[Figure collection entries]
>>>

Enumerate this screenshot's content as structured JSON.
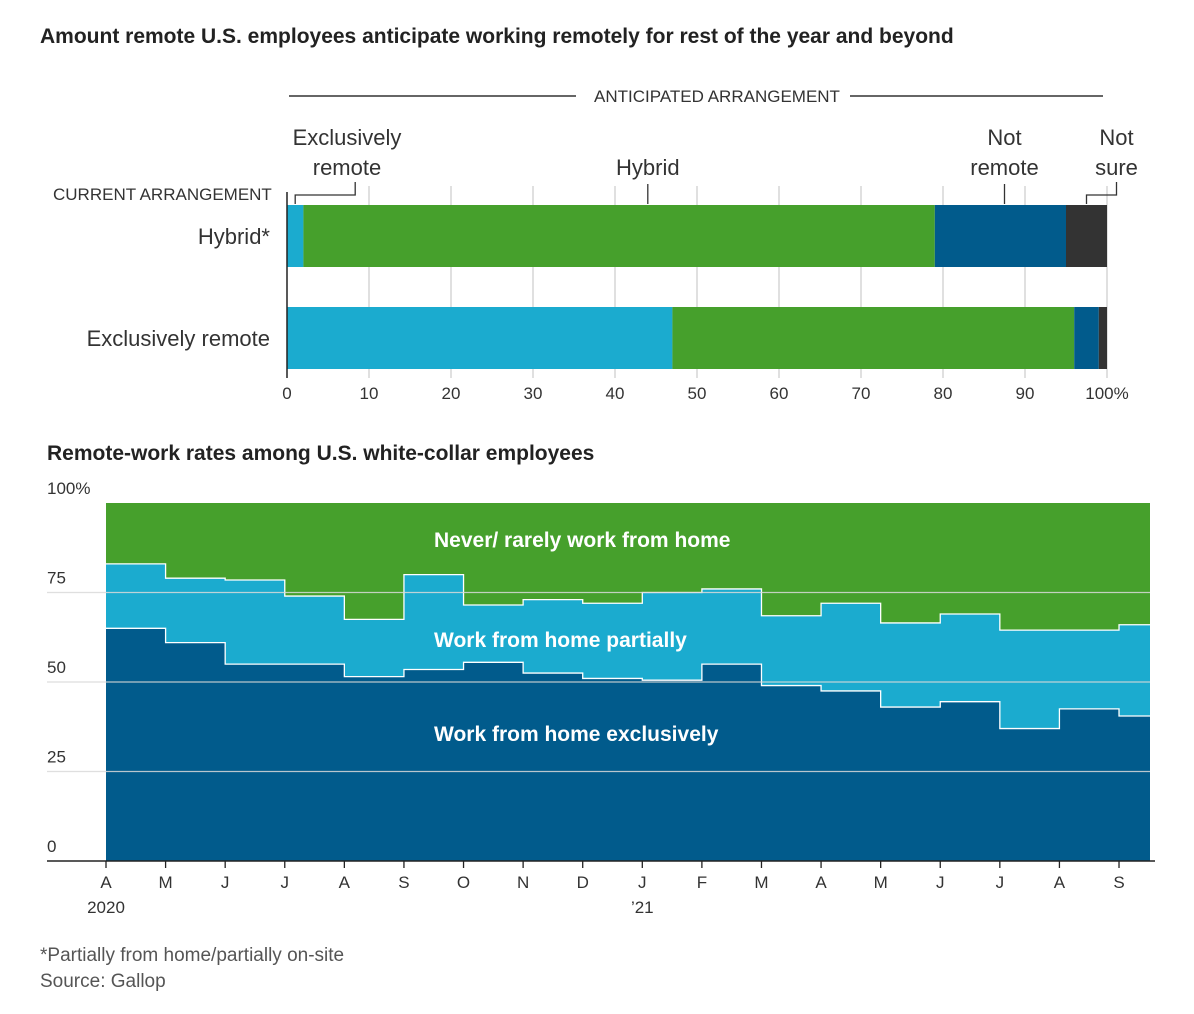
{
  "chart_data": [
    {
      "type": "bar",
      "stacked": true,
      "orientation": "horizontal",
      "title": "Amount remote U.S. employees anticipate working remotely for rest of the year and beyond",
      "column_header": "ANTICIPATED ARRANGEMENT",
      "row_header": "CURRENT ARRANGEMENT",
      "categories": [
        "Hybrid*",
        "Exclusively remote"
      ],
      "series": [
        {
          "name": "Exclusively remote",
          "label_lines": [
            "Exclusively",
            "remote"
          ],
          "color": "#1babcf",
          "values": [
            2,
            47
          ]
        },
        {
          "name": "Hybrid",
          "label_lines": [
            "Hybrid"
          ],
          "color": "#46a02c",
          "values": [
            77,
            49
          ]
        },
        {
          "name": "Not remote",
          "label_lines": [
            "Not",
            "remote"
          ],
          "color": "#015b8c",
          "values": [
            16,
            3
          ]
        },
        {
          "name": "Not sure",
          "label_lines": [
            "Not",
            "sure"
          ],
          "color": "#333333",
          "values": [
            5,
            1
          ]
        }
      ],
      "xlim": [
        0,
        100
      ],
      "xticks": [
        0,
        10,
        20,
        30,
        40,
        50,
        60,
        70,
        80,
        90,
        100
      ],
      "xtick_labels": [
        "0",
        "10",
        "20",
        "30",
        "40",
        "50",
        "60",
        "70",
        "80",
        "90",
        "100%"
      ],
      "grid": true
    },
    {
      "type": "area",
      "stacked": true,
      "step": true,
      "title": "Remote-work rates among U.S. white-collar employees",
      "ylim": [
        0,
        100
      ],
      "yticks": [
        0,
        25,
        50,
        75,
        100
      ],
      "ytick_labels": [
        "0",
        "25",
        "50",
        "75",
        "100%"
      ],
      "x": [
        "A",
        "M",
        "J",
        "J",
        "A",
        "S",
        "O",
        "N",
        "D",
        "J",
        "F",
        "M",
        "A",
        "M",
        "J",
        "J",
        "A",
        "S"
      ],
      "x_year_labels": {
        "0": "2020",
        "9": "’21"
      },
      "series": [
        {
          "name": "Work from home exclusively",
          "color": "#015b8c",
          "values": [
            65,
            61,
            55,
            55,
            51.5,
            53.5,
            55.5,
            52.5,
            51,
            50.5,
            55,
            49,
            47.5,
            43,
            44.5,
            37,
            42.5,
            40.5
          ]
        },
        {
          "name": "Work from home partially",
          "color": "#1babcf",
          "values": [
            18,
            18,
            23.5,
            19,
            16,
            26.5,
            16,
            20.5,
            21,
            24.5,
            21,
            19.5,
            24.5,
            23.5,
            24.5,
            27.5,
            22,
            25.5
          ]
        },
        {
          "name": "Never/ rarely work from home",
          "color": "#46a02c",
          "values": [
            17,
            21,
            21.5,
            26,
            32.5,
            20,
            28.5,
            27,
            28,
            25,
            24,
            31.5,
            28,
            33.5,
            31,
            35.5,
            35.5,
            34
          ]
        }
      ],
      "grid": true
    }
  ],
  "footnote": "*Partially from home/partially on-site",
  "source": "Source: Gallop"
}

<<<

Leave the images out and output the remaining material exactly as it stands.

[TASK ANSWER]:
Enumerate this screenshot's content as structured JSON.
{
  "chart_data": [
    {
      "type": "bar",
      "stacked": true,
      "orientation": "horizontal",
      "title": "Amount remote U.S. employees anticipate working remotely for rest of the year and beyond",
      "column_header": "ANTICIPATED ARRANGEMENT",
      "row_header": "CURRENT ARRANGEMENT",
      "categories": [
        "Hybrid*",
        "Exclusively remote"
      ],
      "series": [
        {
          "name": "Exclusively remote",
          "label_lines": [
            "Exclusively",
            "remote"
          ],
          "color": "#1babcf",
          "values": [
            2,
            47
          ]
        },
        {
          "name": "Hybrid",
          "label_lines": [
            "Hybrid"
          ],
          "color": "#46a02c",
          "values": [
            77,
            49
          ]
        },
        {
          "name": "Not remote",
          "label_lines": [
            "Not",
            "remote"
          ],
          "color": "#015b8c",
          "values": [
            16,
            3
          ]
        },
        {
          "name": "Not sure",
          "label_lines": [
            "Not",
            "sure"
          ],
          "color": "#333333",
          "values": [
            5,
            1
          ]
        }
      ],
      "xlim": [
        0,
        100
      ],
      "xticks": [
        0,
        10,
        20,
        30,
        40,
        50,
        60,
        70,
        80,
        90,
        100
      ],
      "xtick_labels": [
        "0",
        "10",
        "20",
        "30",
        "40",
        "50",
        "60",
        "70",
        "80",
        "90",
        "100%"
      ],
      "grid": true
    },
    {
      "type": "area",
      "stacked": true,
      "step": true,
      "title": "Remote-work rates among U.S. white-collar employees",
      "ylim": [
        0,
        100
      ],
      "yticks": [
        0,
        25,
        50,
        75,
        100
      ],
      "ytick_labels": [
        "0",
        "25",
        "50",
        "75",
        "100%"
      ],
      "x": [
        "A",
        "M",
        "J",
        "J",
        "A",
        "S",
        "O",
        "N",
        "D",
        "J",
        "F",
        "M",
        "A",
        "M",
        "J",
        "J",
        "A",
        "S"
      ],
      "x_year_labels": {
        "0": "2020",
        "9": "’21"
      },
      "series": [
        {
          "name": "Work from home exclusively",
          "color": "#015b8c",
          "values": [
            65,
            61,
            55,
            55,
            51.5,
            53.5,
            55.5,
            52.5,
            51,
            50.5,
            55,
            49,
            47.5,
            43,
            44.5,
            37,
            42.5,
            40.5
          ]
        },
        {
          "name": "Work from home partially",
          "color": "#1babcf",
          "values": [
            18,
            18,
            23.5,
            19,
            16,
            26.5,
            16,
            20.5,
            21,
            24.5,
            21,
            19.5,
            24.5,
            23.5,
            24.5,
            27.5,
            22,
            25.5
          ]
        },
        {
          "name": "Never/ rarely work from home",
          "color": "#46a02c",
          "values": [
            17,
            21,
            21.5,
            26,
            32.5,
            20,
            28.5,
            27,
            28,
            25,
            24,
            31.5,
            28,
            33.5,
            31,
            35.5,
            35.5,
            34
          ]
        }
      ],
      "grid": true
    }
  ],
  "footnote": "*Partially from home/partially on-site",
  "source": "Source: Gallop"
}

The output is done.